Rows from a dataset

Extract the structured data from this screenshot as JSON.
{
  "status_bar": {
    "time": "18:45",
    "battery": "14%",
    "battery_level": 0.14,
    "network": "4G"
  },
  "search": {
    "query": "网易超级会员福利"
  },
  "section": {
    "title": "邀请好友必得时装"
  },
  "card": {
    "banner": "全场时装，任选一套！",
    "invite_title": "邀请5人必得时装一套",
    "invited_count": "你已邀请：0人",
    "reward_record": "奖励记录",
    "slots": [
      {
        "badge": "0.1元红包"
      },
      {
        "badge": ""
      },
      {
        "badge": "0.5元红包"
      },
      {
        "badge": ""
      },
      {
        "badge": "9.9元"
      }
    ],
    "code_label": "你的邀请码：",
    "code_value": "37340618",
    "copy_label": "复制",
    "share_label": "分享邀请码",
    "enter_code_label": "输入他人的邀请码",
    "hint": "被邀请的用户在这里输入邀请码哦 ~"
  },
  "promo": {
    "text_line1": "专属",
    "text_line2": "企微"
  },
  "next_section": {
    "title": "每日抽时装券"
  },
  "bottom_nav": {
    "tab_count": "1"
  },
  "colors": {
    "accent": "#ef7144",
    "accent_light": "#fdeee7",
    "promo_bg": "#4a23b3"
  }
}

**Task**. Reproduce the data shown above exactly.

**Correct result**.
Extract the structured data from this screenshot as JSON.
{
  "status_bar": {
    "time": "18:45",
    "battery": "14%",
    "battery_level": 0.14,
    "network": "4G"
  },
  "search": {
    "query": "网易超级会员福利"
  },
  "section": {
    "title": "邀请好友必得时装"
  },
  "card": {
    "banner": "全场时装，任选一套！",
    "invite_title": "邀请5人必得时装一套",
    "invited_count": "你已邀请：0人",
    "reward_record": "奖励记录",
    "slots": [
      {
        "badge": "0.1元红包"
      },
      {
        "badge": ""
      },
      {
        "badge": "0.5元红包"
      },
      {
        "badge": ""
      },
      {
        "badge": "9.9元"
      }
    ],
    "code_label": "你的邀请码：",
    "code_value": "37340618",
    "copy_label": "复制",
    "share_label": "分享邀请码",
    "enter_code_label": "输入他人的邀请码",
    "hint": "被邀请的用户在这里输入邀请码哦 ~"
  },
  "promo": {
    "text_line1": "专属",
    "text_line2": "企微"
  },
  "next_section": {
    "title": "每日抽时装券"
  },
  "bottom_nav": {
    "tab_count": "1"
  },
  "colors": {
    "accent": "#ef7144",
    "accent_light": "#fdeee7",
    "promo_bg": "#4a23b3"
  }
}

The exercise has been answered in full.